_STATED GOAL:_ Reproduce every item below line for line, without any changes, but leave out the pictures.

_INPUT:_
━━━━━━━━

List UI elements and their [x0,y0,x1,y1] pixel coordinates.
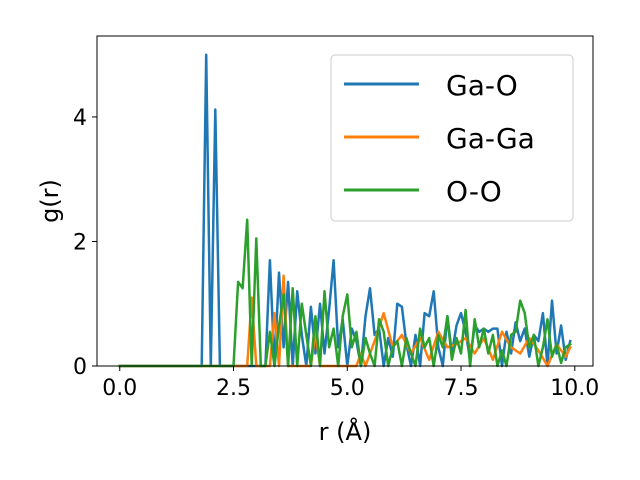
x-tick-label: 0.0 [102,376,137,401]
y-tick-label: 0 [73,355,87,380]
plot-area [118,53,572,368]
y-tick-label: 2 [73,230,87,255]
axes-frame [96,35,594,367]
ticks: 0.0 2.5 5.0 7.5 10.0 0 2 4 [73,106,599,401]
y-tick-label: 4 [73,106,87,131]
legend-label-o-o: O-O [446,175,502,208]
y-axis-label: g(r) [36,179,64,223]
series-line-ga-o [118,53,572,368]
legend-label-ga-o: Ga-O [446,69,518,102]
x-tick-label: 7.5 [444,376,479,401]
x-tick-label: 10.0 [550,376,599,401]
x-tick-label: 5.0 [330,376,365,401]
series-line-o-o [118,218,572,368]
legend-label-ga-ga: Ga-Ga [446,122,535,155]
legend-frame [330,54,574,222]
x-axis-label: r (Å) [319,417,372,446]
legend: Ga-O Ga-Ga O-O [330,54,574,222]
x-tick-label: 2.5 [216,376,251,401]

━━━━━━━━

_RESPONSE:_
List UI elements and their [x0,y0,x1,y1] pixel coordinates.
x-tick-label: 0.0 [102,376,137,401]
y-tick-label: 0 [73,355,87,380]
plot-area [118,53,572,368]
y-tick-label: 2 [73,230,87,255]
axes-frame [96,35,594,367]
ticks: 0.0 2.5 5.0 7.5 10.0 0 2 4 [73,106,599,401]
y-tick-label: 4 [73,106,87,131]
legend-label-o-o: O-O [446,175,502,208]
y-axis-label: g(r) [36,179,64,223]
series-line-ga-o [118,53,572,368]
legend-label-ga-o: Ga-O [446,69,518,102]
x-tick-label: 7.5 [444,376,479,401]
x-tick-label: 10.0 [550,376,599,401]
x-tick-label: 5.0 [330,376,365,401]
series-line-o-o [118,218,572,368]
legend-label-ga-ga: Ga-Ga [446,122,535,155]
legend-frame [330,54,574,222]
x-axis-label: r (Å) [319,417,372,446]
legend: Ga-O Ga-Ga O-O [330,54,574,222]
x-tick-label: 2.5 [216,376,251,401]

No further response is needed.